Rows from a figure dataset

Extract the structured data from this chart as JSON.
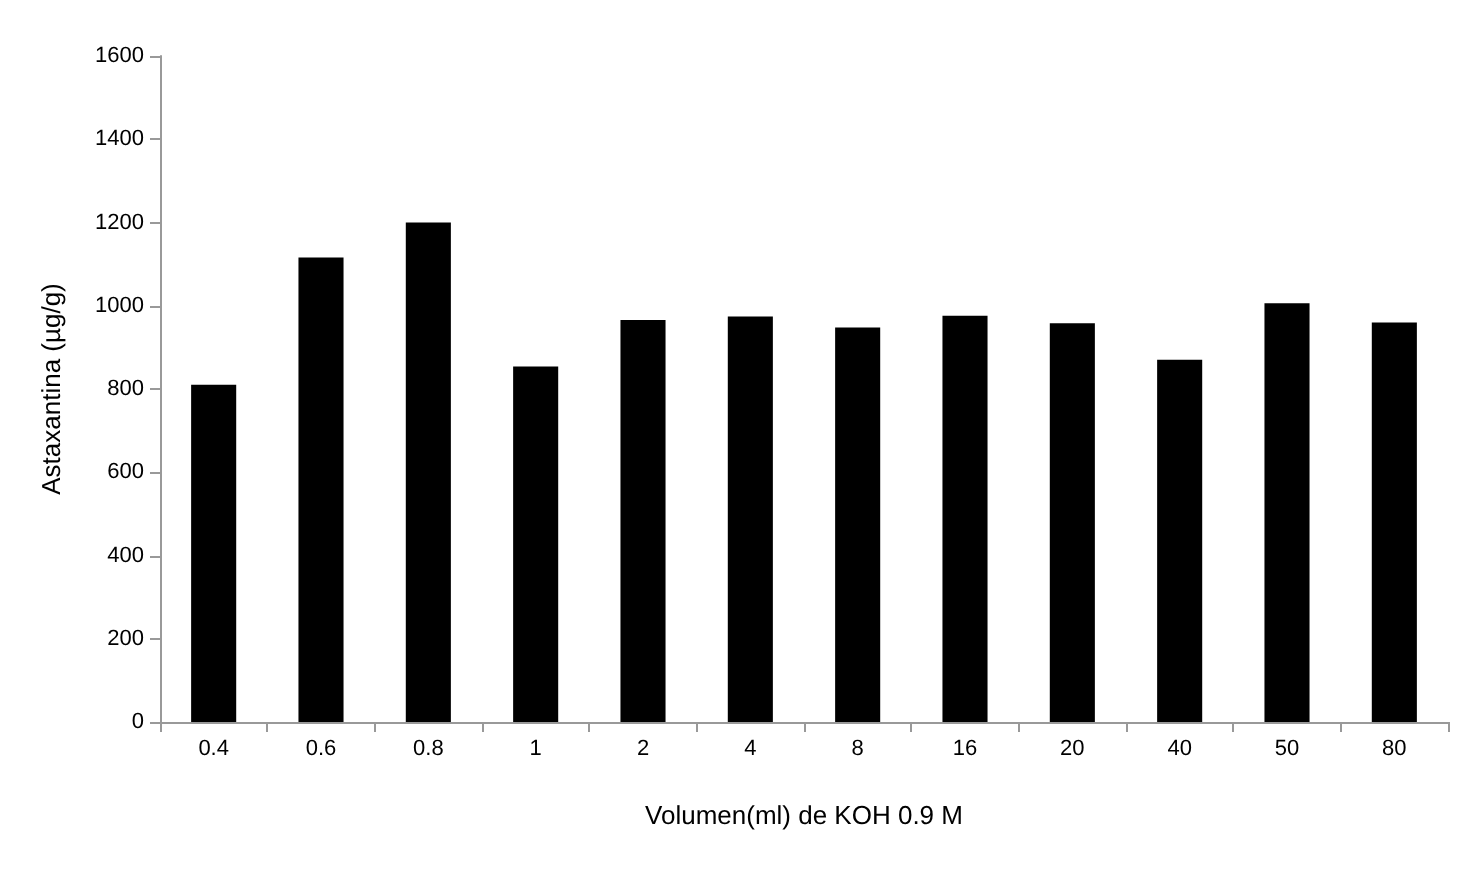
{
  "chart_data": {
    "type": "bar",
    "xlabel": "Volumen(ml) de KOH 0.9 M",
    "ylabel": "Astaxantina (µg/g)",
    "categories": [
      "0.4",
      "0.6",
      "0.8",
      "1",
      "2",
      "4",
      "8",
      "16",
      "20",
      "40",
      "50",
      "80"
    ],
    "values": [
      810,
      1116,
      1200,
      854,
      966,
      974,
      948,
      976,
      958,
      870,
      1006,
      960
    ],
    "color": "#000000",
    "ylim": [
      0,
      1600
    ],
    "yticks": [
      0,
      200,
      400,
      600,
      800,
      1000,
      1200,
      1400,
      1600
    ],
    "grid": false
  }
}
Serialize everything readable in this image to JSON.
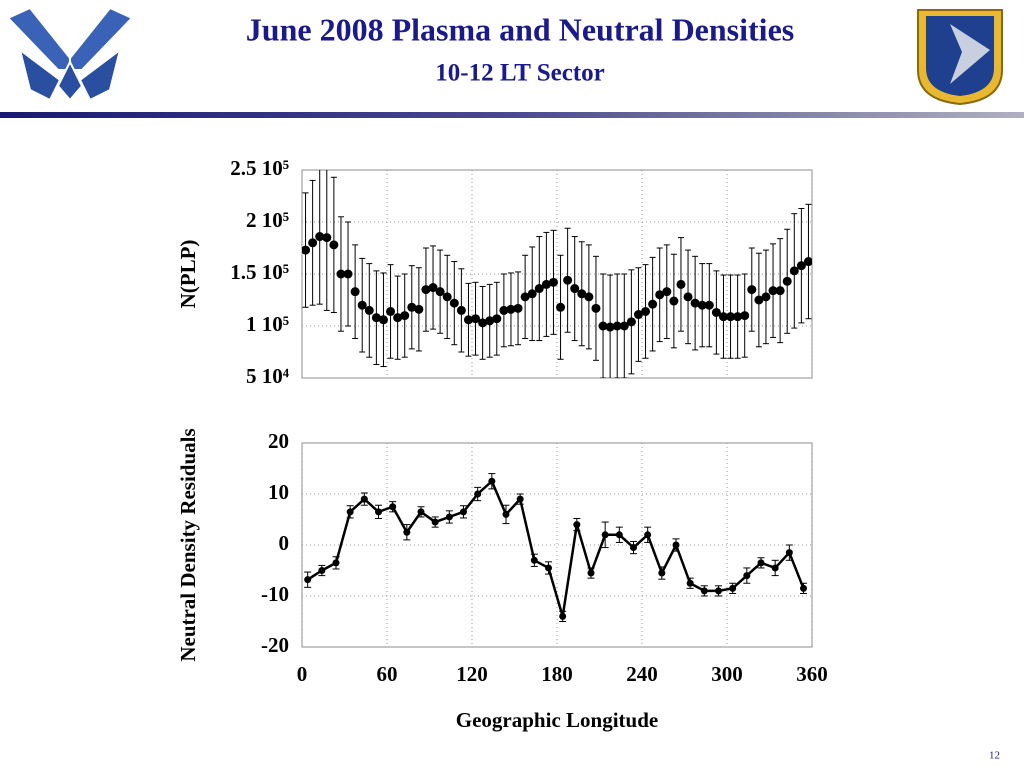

Exercise brief »
Images should not appear in the copy; retype the listing above exactly.

Output of the exercise »
Extract the structured data from this chart as JSON.
{
  "chart_data": {
    "type": "bar",
    "xlabel": "Volumen(ml) de KOH 0.9 M",
    "ylabel": "Astaxantina (µg/g)",
    "categories": [
      "0.4",
      "0.6",
      "0.8",
      "1",
      "2",
      "4",
      "8",
      "16",
      "20",
      "40",
      "50",
      "80"
    ],
    "values": [
      810,
      1116,
      1200,
      854,
      966,
      974,
      948,
      976,
      958,
      870,
      1006,
      960
    ],
    "color": "#000000",
    "ylim": [
      0,
      1600
    ],
    "yticks": [
      0,
      200,
      400,
      600,
      800,
      1000,
      1200,
      1400,
      1600
    ],
    "grid": false
  }
}
Serialize everything readable in this image to JSON.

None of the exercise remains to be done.